"""

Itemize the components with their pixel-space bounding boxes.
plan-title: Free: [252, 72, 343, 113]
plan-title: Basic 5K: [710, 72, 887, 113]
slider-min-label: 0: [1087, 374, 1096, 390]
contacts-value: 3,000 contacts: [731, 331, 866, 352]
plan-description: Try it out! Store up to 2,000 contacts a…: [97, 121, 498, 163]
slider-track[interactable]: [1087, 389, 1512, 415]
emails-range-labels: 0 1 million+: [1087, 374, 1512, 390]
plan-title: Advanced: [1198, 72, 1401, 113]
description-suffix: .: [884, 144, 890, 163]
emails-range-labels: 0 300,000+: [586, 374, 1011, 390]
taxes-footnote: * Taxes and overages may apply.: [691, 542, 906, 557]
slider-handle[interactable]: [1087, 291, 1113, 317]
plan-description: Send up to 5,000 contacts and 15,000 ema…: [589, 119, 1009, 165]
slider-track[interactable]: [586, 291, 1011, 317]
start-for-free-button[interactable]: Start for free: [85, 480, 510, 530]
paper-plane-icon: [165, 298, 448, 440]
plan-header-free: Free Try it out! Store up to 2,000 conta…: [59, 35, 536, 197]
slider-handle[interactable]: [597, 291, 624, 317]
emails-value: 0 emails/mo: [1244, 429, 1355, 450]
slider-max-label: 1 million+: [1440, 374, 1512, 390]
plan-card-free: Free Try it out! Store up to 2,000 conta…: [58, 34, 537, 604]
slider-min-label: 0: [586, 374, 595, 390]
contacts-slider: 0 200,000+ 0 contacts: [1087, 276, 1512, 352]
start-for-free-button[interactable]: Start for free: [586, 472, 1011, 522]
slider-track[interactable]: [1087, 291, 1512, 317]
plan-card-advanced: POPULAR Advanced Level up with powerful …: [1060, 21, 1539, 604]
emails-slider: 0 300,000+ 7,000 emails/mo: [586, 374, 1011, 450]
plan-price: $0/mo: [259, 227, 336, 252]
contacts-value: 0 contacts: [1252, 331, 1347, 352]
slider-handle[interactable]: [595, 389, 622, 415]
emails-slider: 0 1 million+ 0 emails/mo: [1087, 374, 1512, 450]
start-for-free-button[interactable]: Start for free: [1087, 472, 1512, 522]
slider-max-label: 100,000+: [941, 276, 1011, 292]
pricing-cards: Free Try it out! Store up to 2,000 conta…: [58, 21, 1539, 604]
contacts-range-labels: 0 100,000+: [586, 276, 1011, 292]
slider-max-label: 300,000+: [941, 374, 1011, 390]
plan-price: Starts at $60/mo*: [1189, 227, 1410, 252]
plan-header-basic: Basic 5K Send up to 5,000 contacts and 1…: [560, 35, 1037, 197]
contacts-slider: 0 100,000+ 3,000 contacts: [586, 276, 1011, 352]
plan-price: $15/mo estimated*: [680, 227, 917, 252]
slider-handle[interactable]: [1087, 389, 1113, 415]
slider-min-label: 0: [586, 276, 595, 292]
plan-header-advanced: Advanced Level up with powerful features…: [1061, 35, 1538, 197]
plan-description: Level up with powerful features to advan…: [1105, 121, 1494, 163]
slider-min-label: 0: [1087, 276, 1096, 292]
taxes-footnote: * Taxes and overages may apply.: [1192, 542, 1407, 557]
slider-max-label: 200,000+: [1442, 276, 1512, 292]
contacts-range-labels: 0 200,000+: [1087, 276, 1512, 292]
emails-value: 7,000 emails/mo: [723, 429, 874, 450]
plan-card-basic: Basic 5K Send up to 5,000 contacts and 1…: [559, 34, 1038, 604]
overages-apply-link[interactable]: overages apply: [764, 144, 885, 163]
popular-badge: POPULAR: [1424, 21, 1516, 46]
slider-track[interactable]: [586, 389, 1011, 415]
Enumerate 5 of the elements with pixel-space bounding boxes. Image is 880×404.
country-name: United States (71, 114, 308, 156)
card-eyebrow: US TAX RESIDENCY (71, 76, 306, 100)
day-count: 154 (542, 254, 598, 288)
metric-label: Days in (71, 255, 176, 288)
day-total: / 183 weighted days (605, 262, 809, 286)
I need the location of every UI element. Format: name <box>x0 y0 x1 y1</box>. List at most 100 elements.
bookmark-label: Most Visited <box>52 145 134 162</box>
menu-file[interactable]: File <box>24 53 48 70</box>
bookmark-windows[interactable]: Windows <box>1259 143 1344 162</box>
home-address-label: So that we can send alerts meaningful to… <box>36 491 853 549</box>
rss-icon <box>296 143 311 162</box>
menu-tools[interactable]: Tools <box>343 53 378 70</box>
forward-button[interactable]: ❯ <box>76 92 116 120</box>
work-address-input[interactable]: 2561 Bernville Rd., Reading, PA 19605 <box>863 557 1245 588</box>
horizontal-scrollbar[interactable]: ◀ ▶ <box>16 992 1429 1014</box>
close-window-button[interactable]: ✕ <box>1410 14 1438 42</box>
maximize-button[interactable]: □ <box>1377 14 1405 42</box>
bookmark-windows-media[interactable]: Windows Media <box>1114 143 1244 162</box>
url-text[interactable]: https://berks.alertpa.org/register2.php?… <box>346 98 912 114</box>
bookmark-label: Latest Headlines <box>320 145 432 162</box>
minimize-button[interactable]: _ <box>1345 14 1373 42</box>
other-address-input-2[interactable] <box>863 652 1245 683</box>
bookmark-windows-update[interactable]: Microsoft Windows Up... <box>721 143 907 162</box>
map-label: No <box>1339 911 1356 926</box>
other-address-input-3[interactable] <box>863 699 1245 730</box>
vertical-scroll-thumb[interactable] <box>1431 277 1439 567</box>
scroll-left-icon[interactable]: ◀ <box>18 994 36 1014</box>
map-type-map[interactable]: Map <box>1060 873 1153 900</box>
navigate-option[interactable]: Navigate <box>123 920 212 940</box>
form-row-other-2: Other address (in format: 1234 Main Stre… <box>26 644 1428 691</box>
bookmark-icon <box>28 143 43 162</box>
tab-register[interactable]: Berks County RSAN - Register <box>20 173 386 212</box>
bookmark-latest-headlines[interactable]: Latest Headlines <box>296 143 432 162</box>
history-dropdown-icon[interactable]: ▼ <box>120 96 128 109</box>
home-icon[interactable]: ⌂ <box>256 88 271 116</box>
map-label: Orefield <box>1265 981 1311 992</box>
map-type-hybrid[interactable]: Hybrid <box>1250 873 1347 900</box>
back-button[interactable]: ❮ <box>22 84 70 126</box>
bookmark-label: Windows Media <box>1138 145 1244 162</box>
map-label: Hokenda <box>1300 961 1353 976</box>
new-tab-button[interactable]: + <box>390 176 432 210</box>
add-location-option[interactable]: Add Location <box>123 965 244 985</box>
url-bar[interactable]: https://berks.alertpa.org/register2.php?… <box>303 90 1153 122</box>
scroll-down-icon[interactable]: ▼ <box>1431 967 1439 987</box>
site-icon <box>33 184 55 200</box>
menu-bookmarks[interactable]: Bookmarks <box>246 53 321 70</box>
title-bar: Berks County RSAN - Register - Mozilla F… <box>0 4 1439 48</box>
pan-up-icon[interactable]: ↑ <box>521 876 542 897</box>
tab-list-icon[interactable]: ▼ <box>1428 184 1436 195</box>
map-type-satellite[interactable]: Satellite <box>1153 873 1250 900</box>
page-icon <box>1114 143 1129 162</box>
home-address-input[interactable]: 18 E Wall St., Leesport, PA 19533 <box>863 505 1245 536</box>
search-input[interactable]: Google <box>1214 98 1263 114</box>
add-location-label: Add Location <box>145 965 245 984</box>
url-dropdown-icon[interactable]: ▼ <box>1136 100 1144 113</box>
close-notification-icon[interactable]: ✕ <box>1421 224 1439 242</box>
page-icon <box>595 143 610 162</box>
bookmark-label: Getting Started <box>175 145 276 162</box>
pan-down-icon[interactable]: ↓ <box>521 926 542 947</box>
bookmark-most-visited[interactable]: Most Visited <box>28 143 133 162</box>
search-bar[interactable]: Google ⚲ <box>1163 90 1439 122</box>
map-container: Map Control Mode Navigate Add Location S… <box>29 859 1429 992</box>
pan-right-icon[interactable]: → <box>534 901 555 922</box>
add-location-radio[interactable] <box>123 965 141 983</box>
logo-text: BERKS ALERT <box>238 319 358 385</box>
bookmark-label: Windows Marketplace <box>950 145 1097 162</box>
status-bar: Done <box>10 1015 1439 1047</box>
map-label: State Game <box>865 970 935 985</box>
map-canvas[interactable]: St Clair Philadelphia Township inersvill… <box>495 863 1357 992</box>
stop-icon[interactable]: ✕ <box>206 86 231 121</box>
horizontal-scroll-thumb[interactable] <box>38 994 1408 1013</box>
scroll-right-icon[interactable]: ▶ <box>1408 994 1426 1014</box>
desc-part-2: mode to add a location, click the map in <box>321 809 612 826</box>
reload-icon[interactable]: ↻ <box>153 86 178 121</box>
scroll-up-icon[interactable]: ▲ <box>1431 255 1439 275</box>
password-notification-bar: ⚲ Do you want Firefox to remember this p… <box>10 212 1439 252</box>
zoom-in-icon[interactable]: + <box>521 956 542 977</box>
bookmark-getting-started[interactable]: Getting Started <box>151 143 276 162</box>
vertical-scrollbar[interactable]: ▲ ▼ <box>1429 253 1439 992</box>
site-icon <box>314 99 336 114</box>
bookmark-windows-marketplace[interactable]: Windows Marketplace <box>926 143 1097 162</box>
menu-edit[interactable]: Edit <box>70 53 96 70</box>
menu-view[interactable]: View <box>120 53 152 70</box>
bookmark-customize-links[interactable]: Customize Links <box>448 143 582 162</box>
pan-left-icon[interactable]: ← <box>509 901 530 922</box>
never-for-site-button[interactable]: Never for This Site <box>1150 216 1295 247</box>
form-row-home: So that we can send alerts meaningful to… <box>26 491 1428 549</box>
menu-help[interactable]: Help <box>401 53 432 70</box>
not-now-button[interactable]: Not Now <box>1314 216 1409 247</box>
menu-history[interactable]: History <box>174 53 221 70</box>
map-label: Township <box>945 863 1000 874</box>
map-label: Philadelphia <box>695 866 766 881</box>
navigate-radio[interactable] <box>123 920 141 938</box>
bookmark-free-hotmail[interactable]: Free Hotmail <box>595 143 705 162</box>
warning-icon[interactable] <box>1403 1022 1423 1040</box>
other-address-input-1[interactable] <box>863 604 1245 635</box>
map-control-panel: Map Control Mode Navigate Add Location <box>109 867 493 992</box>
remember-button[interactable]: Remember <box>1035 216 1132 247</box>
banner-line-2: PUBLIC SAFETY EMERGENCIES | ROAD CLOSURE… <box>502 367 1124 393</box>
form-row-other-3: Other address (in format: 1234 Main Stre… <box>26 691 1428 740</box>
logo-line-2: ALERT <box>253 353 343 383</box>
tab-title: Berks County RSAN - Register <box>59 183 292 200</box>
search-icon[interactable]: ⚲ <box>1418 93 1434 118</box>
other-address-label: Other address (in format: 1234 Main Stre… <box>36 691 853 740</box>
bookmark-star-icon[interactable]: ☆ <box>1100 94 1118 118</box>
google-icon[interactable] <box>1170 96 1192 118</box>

"""

**Exercise objective**
Transcribe the listing above word for word, starting at its first line and ending at the line that contains "slider-track[interactable]: [1087, 389, 1512, 415]", with both of those lines included.

**Result of the task**
Itemize the components with their pixel-space bounding boxes.
plan-title: Free: [252, 72, 343, 113]
plan-title: Basic 5K: [710, 72, 887, 113]
slider-min-label: 0: [1087, 374, 1096, 390]
contacts-value: 3,000 contacts: [731, 331, 866, 352]
plan-description: Try it out! Store up to 2,000 contacts a…: [97, 121, 498, 163]
slider-track[interactable]: [1087, 389, 1512, 415]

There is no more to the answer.